▸ Stated exercise
Output the full listing below exactly, without the pictures.

============

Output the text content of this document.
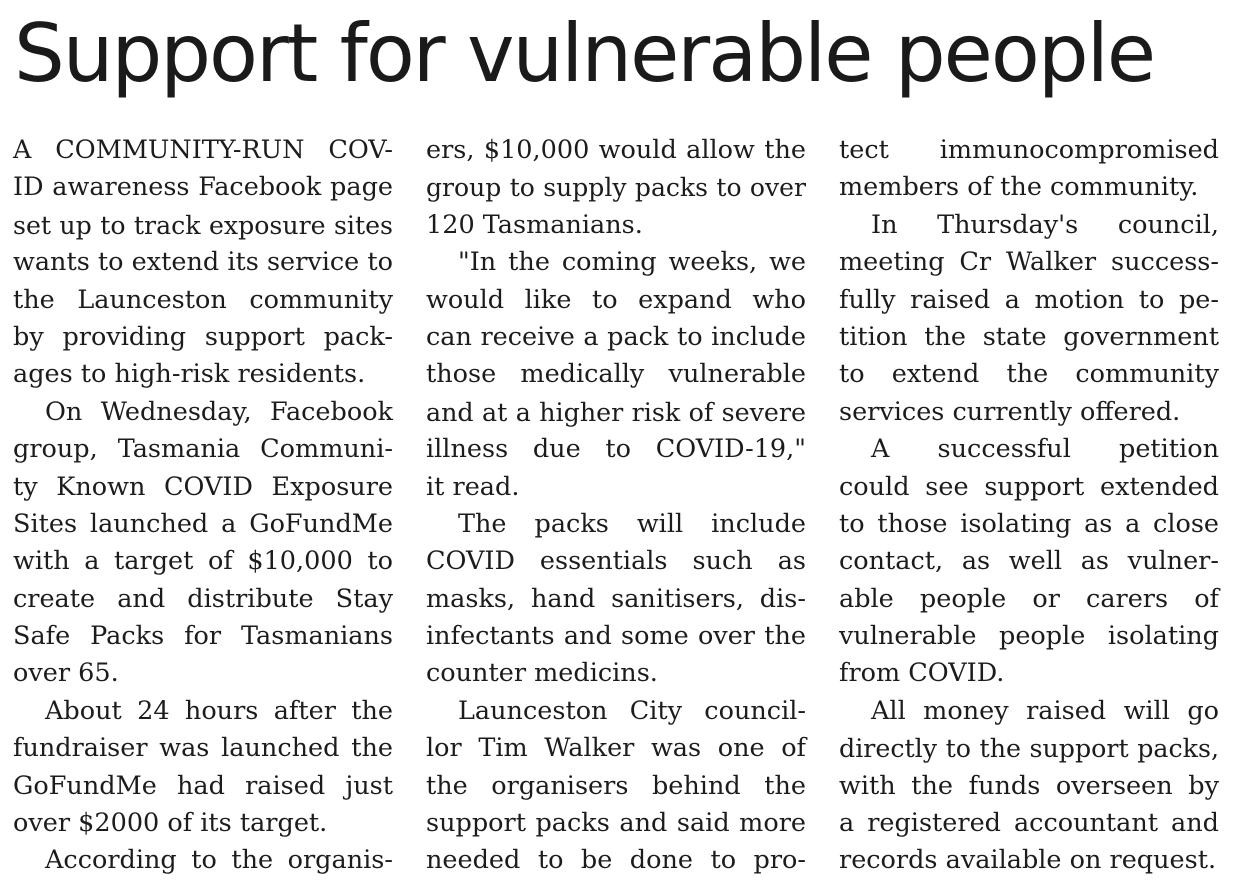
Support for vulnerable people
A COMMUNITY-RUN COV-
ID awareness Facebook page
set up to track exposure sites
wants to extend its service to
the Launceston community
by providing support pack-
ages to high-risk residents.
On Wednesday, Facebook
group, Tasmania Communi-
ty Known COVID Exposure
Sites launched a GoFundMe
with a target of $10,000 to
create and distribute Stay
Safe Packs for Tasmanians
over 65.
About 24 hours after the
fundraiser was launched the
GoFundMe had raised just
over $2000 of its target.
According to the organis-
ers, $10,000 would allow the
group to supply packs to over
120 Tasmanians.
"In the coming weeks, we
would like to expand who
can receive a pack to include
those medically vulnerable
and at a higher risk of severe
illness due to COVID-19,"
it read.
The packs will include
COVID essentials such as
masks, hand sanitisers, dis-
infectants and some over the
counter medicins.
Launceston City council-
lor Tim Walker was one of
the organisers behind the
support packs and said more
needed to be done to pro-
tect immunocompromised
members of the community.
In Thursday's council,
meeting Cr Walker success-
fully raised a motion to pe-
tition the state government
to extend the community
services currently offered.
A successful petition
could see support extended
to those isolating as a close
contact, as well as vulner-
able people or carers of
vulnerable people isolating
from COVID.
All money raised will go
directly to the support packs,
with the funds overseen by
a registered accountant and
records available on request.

============

▸ Exercise output
Output the text content of this document.
Support for vulnerable people
A COMMUNITY-RUN COV-
ID awareness Facebook page
set up to track exposure sites
wants to extend its service to
the Launceston community
by providing support pack-
ages to high-risk residents.
On Wednesday, Facebook
group, Tasmania Communi-
ty Known COVID Exposure
Sites launched a GoFundMe
with a target of $10,000 to
create and distribute Stay
Safe Packs for Tasmanians
over 65.
About 24 hours after the
fundraiser was launched the
GoFundMe had raised just
over $2000 of its target.
According to the organis-
ers, $10,000 would allow the
group to supply packs to over
120 Tasmanians.
"In the coming weeks, we
would like to expand who
can receive a pack to include
those medically vulnerable
and at a higher risk of severe
illness due to COVID-19,"
it read.
The packs will include
COVID essentials such as
masks, hand sanitisers, dis-
infectants and some over the
counter medicins.
Launceston City council-
lor Tim Walker was one of
the organisers behind the
support packs and said more
needed to be done to pro-
tect immunocompromised
members of the community.
In Thursday's council,
meeting Cr Walker success-
fully raised a motion to pe-
tition the state government
to extend the community
services currently offered.
A successful petition
could see support extended
to those isolating as a close
contact, as well as vulner-
able people or carers of
vulnerable people isolating
from COVID.
All money raised will go
directly to the support packs,
with the funds overseen by
a registered accountant and
records available on request.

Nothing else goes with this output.